Stated exercise a: According to the passage on Margaret Gilbert, in what year was her book On Social Facts published?
## START Document passage
Margaret Gilbert: The Philosopher Who Explained How We Become “We”

Margaret Gilbert

Margaret Gilbert was born in 1942 in the United Kingdom and became one of the most important contemporary philosophers of social life. Her work belongs to social ontology, moral philosophy, political philosophy, philosophy of law, and the philosophy of action, but its central question is simple and profound: what changes when separate individuals become a “we”? People walk together, make promises, form political communities, share beliefs, join committees, grieve together, love one another, and hold one another responsible. Gilbert’s philosophy asks what kind of reality these shared activities have.

Gilbert studied at Cambridge University, where she received a B.A. with a double first in Classics and Philosophy and later an M.A. She went on to Oxford University, earning a B.Phil. with double distinction and a D.Phil. in philosophy. Her teachers and intellectual surroundings connected her to major strands of twentieth-century philosophy, including ordinary language philosophy, ethics, political theory, and analytic metaphysics. From the start, her work combined conceptual precision with attention to ordinary social experience.

The Problem of the Social World

Gilbert’s philosophical career developed around a problem that many philosophers had either ignored or treated too quickly. What is a social group? Is a group only a collection of individuals? When people say “we believe,” “we agreed,” “we decided,” or “we are walking together,” are they merely summarizing private mental states, or is there a distinct social fact involved? Gilbert argued that many social phenomena cannot be reduced to individual attitudes added together.

This made her work especially important in the philosophy of social science. Earlier thinkers such as Émile Durkheim, Georg Simmel, Max Weber, and David Lewis had all addressed social facts, conventions, or collective life in different ways. Gilbert entered that tradition with the tools of analytic philosophy. She wanted to explain how collective phenomena can be real without becoming mysterious. Her answer centered on the idea that human beings can bind themselves together through joint commitment.

On Social Facts

Gilbert’s landmark book On Social Facts, published in 1989, established her reputation as a founding figure in contemporary social ontology. The book examined social groups, collective belief, social convention, shared action, group languages, and mutual recognition. It asked whether social groups are real in any sense beyond the thoughts and actions of their individual members. Gilbert’s answer was that many central social phenomena are “plural subject” phenomena.
## END Document passage
## START Extracted data
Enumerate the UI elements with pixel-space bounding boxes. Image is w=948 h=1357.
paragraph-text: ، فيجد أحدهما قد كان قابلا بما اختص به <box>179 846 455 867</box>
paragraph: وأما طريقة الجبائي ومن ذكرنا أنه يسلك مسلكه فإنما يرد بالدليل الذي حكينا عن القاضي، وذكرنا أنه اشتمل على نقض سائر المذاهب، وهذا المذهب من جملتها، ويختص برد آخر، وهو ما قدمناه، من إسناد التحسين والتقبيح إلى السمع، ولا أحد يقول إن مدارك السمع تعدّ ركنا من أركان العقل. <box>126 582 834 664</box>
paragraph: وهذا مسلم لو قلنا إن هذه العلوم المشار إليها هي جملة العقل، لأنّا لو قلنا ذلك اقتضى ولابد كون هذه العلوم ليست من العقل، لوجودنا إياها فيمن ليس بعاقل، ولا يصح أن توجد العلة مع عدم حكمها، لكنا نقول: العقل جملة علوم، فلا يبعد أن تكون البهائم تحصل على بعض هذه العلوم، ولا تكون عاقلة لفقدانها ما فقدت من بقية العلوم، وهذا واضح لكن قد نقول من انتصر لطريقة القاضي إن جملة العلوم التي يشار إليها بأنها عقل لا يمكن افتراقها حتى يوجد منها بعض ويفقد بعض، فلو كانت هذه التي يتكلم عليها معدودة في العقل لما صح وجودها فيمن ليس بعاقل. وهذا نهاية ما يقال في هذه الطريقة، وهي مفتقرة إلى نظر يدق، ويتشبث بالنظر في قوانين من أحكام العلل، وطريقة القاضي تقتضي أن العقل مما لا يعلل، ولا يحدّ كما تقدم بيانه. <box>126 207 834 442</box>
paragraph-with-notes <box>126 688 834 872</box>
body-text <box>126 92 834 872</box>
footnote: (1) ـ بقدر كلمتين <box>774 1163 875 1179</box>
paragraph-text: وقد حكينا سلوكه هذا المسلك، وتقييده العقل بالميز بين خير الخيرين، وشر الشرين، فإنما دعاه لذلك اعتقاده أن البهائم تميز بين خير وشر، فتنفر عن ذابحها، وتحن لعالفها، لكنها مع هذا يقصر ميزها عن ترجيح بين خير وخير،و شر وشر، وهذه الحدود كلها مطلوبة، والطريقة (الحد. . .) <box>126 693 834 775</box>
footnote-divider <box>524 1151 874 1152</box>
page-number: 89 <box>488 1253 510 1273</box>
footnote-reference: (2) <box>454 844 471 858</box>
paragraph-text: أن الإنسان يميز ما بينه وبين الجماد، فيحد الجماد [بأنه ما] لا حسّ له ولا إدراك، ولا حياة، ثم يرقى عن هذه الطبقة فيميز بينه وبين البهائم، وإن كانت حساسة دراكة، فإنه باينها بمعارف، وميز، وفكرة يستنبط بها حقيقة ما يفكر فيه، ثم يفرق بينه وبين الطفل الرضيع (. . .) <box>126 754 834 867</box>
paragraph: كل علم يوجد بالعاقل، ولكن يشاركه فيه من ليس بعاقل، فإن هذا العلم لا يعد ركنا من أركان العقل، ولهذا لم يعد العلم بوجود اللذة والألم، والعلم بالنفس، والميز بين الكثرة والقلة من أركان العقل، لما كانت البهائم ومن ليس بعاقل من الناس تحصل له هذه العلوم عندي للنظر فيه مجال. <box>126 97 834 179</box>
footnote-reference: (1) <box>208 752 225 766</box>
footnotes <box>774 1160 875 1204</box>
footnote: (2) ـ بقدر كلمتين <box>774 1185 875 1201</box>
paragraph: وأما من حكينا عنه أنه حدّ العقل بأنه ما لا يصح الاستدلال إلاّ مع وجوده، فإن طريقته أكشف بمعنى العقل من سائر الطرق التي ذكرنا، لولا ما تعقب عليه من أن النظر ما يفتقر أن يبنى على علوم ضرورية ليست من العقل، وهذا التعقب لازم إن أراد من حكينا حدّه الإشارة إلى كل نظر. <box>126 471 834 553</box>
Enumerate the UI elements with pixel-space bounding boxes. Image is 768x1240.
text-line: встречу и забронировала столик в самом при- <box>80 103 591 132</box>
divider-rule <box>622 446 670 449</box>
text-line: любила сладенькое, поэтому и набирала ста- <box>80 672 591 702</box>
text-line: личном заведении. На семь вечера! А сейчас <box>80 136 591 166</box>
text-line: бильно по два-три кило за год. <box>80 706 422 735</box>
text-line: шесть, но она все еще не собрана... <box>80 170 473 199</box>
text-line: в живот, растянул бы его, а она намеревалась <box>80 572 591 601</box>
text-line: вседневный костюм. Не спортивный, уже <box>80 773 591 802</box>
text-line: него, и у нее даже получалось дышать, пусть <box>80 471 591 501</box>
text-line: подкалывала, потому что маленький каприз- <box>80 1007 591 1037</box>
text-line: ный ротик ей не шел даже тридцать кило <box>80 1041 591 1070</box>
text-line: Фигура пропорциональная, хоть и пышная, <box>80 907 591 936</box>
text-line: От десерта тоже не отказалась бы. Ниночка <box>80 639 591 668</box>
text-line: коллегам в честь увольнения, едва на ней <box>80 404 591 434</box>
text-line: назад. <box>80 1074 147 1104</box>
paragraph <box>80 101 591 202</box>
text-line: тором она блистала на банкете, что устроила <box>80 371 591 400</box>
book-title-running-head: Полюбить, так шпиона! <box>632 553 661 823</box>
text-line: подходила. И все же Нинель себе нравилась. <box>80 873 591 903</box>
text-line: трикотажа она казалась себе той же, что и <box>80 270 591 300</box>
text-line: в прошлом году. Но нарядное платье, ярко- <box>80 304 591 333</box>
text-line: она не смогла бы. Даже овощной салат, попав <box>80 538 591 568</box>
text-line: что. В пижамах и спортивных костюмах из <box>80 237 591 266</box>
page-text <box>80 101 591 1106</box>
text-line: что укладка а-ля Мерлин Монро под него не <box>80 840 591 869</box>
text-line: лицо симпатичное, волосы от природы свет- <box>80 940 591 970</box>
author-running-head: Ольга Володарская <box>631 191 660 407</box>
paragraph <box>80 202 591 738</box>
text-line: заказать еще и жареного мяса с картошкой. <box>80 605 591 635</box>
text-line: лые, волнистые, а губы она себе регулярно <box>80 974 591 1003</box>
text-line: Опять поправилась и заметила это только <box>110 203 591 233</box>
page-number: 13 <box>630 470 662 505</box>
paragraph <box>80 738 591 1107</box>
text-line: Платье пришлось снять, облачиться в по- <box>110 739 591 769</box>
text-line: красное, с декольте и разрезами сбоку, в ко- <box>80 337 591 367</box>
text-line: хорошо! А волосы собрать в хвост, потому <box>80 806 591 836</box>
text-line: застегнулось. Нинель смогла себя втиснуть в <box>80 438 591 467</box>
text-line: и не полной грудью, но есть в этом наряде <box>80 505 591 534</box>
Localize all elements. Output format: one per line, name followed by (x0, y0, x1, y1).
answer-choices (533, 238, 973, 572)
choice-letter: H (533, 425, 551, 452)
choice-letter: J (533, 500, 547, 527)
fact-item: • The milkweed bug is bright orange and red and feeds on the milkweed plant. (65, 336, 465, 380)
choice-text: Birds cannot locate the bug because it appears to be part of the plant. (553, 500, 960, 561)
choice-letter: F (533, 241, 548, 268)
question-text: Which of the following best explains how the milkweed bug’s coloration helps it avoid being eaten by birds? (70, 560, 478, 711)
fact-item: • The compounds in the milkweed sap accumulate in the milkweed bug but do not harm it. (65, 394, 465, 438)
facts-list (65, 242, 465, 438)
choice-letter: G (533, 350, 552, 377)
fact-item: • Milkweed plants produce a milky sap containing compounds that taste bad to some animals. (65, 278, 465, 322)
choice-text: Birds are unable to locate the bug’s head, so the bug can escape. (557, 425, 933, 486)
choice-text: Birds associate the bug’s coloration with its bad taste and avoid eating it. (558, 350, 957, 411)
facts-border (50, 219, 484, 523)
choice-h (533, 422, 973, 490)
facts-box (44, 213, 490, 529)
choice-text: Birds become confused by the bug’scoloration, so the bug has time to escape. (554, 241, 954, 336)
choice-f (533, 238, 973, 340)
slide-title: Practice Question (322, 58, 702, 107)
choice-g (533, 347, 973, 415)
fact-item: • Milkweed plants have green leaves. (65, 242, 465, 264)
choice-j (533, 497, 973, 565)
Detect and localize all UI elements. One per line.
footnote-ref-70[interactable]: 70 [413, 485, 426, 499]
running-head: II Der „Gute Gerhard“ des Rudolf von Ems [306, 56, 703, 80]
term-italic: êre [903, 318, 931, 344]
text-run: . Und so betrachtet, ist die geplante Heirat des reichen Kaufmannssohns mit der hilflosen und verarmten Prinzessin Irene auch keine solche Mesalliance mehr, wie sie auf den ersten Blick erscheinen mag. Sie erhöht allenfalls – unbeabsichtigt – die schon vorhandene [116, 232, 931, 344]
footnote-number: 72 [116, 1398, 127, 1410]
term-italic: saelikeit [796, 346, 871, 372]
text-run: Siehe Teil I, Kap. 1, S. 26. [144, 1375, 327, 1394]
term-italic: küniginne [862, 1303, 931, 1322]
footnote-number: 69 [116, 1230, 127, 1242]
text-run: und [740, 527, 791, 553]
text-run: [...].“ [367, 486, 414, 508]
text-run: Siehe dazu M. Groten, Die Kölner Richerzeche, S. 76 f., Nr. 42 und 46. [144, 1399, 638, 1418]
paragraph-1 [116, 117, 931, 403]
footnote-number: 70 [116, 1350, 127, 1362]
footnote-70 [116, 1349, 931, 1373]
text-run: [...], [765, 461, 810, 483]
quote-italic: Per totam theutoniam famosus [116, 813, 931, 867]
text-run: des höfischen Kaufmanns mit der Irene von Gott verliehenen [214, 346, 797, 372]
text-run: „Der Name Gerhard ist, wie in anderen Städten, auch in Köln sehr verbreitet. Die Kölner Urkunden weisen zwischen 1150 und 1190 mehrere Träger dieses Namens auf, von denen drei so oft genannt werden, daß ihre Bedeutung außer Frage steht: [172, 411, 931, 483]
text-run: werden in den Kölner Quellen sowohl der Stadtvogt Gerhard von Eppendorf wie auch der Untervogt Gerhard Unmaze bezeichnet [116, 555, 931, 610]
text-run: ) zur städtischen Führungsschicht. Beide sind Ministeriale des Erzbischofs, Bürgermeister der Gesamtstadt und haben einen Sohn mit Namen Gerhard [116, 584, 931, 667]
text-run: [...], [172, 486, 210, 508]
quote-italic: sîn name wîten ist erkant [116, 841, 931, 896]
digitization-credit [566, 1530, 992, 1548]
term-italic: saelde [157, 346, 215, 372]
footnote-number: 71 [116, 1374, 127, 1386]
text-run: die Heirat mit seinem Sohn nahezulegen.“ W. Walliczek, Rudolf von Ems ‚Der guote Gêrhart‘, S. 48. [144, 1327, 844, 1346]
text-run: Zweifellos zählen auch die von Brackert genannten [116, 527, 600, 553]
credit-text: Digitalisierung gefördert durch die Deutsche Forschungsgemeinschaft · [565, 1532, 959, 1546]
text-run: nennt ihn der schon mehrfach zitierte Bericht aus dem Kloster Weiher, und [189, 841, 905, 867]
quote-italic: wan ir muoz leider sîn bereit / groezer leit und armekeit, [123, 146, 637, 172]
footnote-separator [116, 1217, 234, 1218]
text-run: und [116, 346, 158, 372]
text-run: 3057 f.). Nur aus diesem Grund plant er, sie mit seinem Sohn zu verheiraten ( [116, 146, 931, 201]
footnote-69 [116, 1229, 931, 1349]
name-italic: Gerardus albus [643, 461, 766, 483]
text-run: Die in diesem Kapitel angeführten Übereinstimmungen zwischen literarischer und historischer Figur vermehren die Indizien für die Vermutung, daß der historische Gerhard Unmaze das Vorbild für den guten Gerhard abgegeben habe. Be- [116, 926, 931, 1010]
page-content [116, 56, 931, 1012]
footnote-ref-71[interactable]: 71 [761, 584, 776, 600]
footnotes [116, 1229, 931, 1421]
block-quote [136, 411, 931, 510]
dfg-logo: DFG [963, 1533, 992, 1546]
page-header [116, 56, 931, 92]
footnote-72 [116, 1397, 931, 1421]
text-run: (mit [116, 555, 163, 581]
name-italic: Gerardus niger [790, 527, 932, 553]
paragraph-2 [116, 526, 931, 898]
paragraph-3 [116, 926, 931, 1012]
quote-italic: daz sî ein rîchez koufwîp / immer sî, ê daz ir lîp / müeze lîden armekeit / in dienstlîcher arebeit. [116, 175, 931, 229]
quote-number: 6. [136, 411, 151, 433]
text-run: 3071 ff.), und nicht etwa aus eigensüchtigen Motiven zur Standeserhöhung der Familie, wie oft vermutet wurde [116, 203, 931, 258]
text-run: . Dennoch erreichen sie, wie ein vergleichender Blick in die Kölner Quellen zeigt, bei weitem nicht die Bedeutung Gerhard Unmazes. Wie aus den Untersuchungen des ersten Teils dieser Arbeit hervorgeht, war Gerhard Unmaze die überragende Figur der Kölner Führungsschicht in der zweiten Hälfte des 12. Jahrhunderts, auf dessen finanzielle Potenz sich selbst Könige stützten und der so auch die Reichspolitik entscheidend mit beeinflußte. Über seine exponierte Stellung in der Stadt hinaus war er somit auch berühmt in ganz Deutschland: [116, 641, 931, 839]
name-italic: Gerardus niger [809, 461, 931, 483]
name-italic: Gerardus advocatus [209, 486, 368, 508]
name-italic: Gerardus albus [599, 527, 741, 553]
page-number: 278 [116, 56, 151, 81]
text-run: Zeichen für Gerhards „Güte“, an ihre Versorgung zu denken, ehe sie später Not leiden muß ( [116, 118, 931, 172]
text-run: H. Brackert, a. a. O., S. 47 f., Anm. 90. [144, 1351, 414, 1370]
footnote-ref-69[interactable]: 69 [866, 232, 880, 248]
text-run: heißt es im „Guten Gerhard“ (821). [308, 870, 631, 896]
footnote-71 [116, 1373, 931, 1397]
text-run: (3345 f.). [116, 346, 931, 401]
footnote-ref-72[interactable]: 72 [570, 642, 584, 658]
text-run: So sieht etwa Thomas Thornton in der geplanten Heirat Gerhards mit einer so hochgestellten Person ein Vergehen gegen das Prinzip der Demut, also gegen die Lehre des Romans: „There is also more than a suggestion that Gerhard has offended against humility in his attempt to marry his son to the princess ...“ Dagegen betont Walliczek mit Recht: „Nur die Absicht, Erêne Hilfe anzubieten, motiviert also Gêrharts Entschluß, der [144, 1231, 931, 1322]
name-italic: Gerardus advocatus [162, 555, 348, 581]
## END Extracted data
Stated exercise b: Rewrite the listing as a numbered list, from its first line up to and including the line containing "paragraph-text: ، فيجد", leaving out any blank lines.

Expected output a: 1989

Expected output b:
1. Enumerate the UI elements with pixel-space bounding boxes. Image is w=948 h=1357.
2. paragraph-text: ، فيجد أحدهما قد كان قابلا بما اختص به <box>179 846 455 867</box>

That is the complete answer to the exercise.